> [Task]
Return every entry exactly.

> [Listing]
-- begin --
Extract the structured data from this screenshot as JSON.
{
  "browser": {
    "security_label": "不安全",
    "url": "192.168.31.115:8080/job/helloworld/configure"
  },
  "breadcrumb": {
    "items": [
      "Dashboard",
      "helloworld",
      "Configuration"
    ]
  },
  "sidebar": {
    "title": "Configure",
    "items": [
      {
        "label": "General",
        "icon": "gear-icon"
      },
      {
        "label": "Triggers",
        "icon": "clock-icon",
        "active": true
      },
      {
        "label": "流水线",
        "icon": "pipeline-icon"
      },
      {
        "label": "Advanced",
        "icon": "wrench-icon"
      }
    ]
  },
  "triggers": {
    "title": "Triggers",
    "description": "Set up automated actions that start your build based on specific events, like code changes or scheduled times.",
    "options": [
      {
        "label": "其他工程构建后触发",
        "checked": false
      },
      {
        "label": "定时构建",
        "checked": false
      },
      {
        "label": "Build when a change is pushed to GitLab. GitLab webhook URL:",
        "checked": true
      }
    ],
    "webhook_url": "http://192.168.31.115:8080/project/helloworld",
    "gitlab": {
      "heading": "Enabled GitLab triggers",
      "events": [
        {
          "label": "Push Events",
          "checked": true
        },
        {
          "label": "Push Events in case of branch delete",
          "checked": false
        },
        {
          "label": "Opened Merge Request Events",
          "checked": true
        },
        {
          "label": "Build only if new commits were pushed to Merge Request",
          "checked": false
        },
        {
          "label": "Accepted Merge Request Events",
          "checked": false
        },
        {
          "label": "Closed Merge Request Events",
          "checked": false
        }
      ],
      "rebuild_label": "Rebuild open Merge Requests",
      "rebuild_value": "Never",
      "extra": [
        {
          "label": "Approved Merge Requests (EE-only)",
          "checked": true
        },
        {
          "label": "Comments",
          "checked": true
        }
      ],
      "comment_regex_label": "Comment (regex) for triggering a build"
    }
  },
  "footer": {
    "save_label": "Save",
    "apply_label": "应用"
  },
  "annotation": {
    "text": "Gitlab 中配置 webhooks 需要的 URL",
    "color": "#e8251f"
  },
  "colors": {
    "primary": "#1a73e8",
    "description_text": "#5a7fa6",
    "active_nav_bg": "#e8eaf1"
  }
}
-- end --
> [The result]
Extract the structured data from this screenshot as JSON.
{
  "browser": {
    "security_label": "不安全",
    "url": "192.168.31.115:8080/job/helloworld/configure"
  },
  "breadcrumb": {
    "items": [
      "Dashboard",
      "helloworld",
      "Configuration"
    ]
  },
  "sidebar": {
    "title": "Configure",
    "items": [
      {
        "label": "General",
        "icon": "gear-icon"
      },
      {
        "label": "Triggers",
        "icon": "clock-icon",
        "active": true
      },
      {
        "label": "流水线",
        "icon": "pipeline-icon"
      },
      {
        "label": "Advanced",
        "icon": "wrench-icon"
      }
    ]
  },
  "triggers": {
    "title": "Triggers",
    "description": "Set up automated actions that start your build based on specific events, like code changes or scheduled times.",
    "options": [
      {
        "label": "其他工程构建后触发",
        "checked": false
      },
      {
        "label": "定时构建",
        "checked": false
      },
      {
        "label": "Build when a change is pushed to GitLab. GitLab webhook URL:",
        "checked": true
      }
    ],
    "webhook_url": "http://192.168.31.115:8080/project/helloworld",
    "gitlab": {
      "heading": "Enabled GitLab triggers",
      "events": [
        {
          "label": "Push Events",
          "checked": true
        },
        {
          "label": "Push Events in case of branch delete",
          "checked": false
        },
        {
          "label": "Opened Merge Request Events",
          "checked": true
        },
        {
          "label": "Build only if new commits were pushed to Merge Request",
          "checked": false
        },
        {
          "label": "Accepted Merge Request Events",
          "checked": false
        },
        {
          "label": "Closed Merge Request Events",
          "checked": false
        }
      ],
      "rebuild_label": "Rebuild open Merge Requests",
      "rebuild_value": "Never",
      "extra": [
        {
          "label": "Approved Merge Requests (EE-only)",
          "checked": true
        },
        {
          "label": "Comments",
          "checked": true
        }
      ],
      "comment_regex_label": "Comment (regex) for triggering a build"
    }
  },
  "footer": {
    "save_label": "Save",
    "apply_label": "应用"
  },
  "annotation": {
    "text": "Gitlab 中配置 webhooks 需要的 URL",
    "color": "#e8251f"
  },
  "colors": {
    "primary": "#1a73e8",
    "description_text": "#5a7fa6",
    "active_nav_bg": "#e8eaf1"
  }
}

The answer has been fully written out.